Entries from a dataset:
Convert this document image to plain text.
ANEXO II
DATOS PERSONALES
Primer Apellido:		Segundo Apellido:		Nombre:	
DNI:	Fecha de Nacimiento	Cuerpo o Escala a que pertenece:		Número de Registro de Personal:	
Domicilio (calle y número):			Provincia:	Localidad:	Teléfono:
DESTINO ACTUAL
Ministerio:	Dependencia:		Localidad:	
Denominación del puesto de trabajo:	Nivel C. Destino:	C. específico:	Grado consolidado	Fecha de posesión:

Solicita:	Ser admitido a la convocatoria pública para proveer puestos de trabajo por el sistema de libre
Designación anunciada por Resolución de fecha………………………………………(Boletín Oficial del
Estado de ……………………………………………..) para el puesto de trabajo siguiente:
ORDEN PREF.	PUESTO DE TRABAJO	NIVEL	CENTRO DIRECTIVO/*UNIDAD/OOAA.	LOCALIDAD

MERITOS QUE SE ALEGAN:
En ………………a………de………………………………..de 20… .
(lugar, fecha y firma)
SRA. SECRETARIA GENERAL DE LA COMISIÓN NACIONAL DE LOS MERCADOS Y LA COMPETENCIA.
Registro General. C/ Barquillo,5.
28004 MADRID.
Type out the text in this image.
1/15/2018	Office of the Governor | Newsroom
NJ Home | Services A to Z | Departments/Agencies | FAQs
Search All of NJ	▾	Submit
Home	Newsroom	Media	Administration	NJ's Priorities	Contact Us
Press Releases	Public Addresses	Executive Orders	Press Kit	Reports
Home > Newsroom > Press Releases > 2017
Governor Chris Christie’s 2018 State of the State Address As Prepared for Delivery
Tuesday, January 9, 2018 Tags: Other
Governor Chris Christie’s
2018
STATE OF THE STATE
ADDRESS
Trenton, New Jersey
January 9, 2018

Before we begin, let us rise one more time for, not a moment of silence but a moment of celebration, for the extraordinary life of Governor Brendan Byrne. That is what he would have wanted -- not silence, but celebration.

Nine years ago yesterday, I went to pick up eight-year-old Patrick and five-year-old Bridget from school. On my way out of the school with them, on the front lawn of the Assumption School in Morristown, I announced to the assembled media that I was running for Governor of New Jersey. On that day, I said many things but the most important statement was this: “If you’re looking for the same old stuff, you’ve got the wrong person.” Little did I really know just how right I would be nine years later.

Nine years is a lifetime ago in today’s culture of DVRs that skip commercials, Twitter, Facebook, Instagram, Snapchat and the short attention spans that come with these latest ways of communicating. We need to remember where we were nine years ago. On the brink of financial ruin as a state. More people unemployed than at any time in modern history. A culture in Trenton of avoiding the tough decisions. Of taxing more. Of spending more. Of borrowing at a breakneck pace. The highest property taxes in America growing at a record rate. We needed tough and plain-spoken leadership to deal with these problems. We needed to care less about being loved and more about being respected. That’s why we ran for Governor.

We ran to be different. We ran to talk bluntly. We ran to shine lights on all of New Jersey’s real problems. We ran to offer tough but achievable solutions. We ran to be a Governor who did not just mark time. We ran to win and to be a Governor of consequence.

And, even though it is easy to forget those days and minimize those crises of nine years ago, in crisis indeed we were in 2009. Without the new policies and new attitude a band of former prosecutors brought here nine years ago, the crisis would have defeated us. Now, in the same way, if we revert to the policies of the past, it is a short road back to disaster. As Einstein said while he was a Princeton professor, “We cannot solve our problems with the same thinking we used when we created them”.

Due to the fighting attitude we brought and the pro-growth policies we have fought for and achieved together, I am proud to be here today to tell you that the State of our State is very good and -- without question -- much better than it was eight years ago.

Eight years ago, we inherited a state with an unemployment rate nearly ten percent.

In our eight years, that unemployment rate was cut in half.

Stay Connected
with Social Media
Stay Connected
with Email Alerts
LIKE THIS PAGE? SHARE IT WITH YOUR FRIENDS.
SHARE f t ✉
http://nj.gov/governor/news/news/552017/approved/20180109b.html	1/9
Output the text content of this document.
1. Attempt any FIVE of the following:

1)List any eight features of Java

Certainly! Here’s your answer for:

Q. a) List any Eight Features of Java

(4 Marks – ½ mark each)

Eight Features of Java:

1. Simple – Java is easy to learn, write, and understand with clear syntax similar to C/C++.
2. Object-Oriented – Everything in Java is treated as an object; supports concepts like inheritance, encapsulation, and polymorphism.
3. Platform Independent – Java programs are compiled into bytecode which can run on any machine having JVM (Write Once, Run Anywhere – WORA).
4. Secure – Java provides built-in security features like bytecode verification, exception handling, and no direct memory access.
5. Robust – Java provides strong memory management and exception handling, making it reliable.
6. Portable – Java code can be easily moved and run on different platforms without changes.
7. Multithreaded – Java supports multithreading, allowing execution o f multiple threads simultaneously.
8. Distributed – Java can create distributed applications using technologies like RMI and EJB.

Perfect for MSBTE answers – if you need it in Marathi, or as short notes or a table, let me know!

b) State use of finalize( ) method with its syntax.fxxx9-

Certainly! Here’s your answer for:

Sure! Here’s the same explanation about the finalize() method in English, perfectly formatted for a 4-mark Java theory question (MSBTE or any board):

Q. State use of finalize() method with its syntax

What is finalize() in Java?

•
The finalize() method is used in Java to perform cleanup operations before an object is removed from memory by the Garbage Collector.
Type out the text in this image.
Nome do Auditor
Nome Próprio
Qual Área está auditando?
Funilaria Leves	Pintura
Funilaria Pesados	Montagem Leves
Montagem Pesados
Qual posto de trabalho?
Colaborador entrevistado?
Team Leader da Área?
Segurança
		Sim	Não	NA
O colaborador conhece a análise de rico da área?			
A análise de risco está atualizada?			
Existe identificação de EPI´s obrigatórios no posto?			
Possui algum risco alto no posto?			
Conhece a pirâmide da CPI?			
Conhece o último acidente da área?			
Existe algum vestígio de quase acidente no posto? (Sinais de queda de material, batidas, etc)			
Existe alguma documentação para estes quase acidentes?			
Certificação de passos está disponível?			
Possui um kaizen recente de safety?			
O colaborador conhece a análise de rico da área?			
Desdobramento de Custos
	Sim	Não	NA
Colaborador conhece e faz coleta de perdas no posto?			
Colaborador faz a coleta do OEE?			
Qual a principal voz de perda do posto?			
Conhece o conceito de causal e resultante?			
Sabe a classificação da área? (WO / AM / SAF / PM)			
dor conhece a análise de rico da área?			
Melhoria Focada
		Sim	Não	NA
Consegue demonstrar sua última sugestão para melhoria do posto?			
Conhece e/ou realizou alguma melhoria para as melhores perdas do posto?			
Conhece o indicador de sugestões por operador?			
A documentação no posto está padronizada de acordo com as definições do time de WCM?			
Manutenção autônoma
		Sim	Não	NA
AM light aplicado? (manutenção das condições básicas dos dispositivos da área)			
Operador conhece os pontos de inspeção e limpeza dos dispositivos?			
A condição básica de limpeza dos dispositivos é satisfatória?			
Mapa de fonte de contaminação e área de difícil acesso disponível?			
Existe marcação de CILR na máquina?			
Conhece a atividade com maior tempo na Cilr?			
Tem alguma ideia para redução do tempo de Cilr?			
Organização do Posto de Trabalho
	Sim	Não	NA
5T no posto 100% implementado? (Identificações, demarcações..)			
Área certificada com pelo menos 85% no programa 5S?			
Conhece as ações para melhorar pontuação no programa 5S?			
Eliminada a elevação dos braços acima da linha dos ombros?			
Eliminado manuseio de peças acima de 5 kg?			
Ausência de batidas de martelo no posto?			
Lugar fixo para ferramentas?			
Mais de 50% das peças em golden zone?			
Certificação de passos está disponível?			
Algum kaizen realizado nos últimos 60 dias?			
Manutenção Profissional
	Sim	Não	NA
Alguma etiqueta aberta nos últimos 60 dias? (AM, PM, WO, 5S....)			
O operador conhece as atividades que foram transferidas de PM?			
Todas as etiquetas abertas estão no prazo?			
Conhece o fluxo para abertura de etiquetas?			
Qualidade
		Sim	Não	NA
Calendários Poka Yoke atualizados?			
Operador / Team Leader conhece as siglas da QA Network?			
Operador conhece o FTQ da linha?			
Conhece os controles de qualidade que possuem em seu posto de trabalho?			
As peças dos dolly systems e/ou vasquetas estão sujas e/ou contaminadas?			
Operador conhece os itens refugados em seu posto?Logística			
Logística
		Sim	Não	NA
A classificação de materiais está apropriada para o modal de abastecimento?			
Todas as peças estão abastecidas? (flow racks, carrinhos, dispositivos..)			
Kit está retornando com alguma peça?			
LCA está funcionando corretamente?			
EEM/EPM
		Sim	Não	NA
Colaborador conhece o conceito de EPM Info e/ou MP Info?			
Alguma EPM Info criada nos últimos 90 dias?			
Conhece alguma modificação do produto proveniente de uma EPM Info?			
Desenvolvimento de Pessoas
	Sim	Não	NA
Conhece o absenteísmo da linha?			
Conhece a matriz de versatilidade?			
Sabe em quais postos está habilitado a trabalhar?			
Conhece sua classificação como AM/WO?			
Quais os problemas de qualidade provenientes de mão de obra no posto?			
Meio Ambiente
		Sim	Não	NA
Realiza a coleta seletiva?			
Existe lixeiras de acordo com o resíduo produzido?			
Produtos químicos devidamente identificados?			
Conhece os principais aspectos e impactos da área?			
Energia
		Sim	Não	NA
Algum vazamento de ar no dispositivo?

▶ **Goal of the exercise**
Out of the material above, gather each line where "quase" appears.

▶ **Reply**
Existe algum vestígio de quase acidente no posto? (Sinais de queda de material, batidas, etc)			
Existe alguma documentação para estes quase acidentes?			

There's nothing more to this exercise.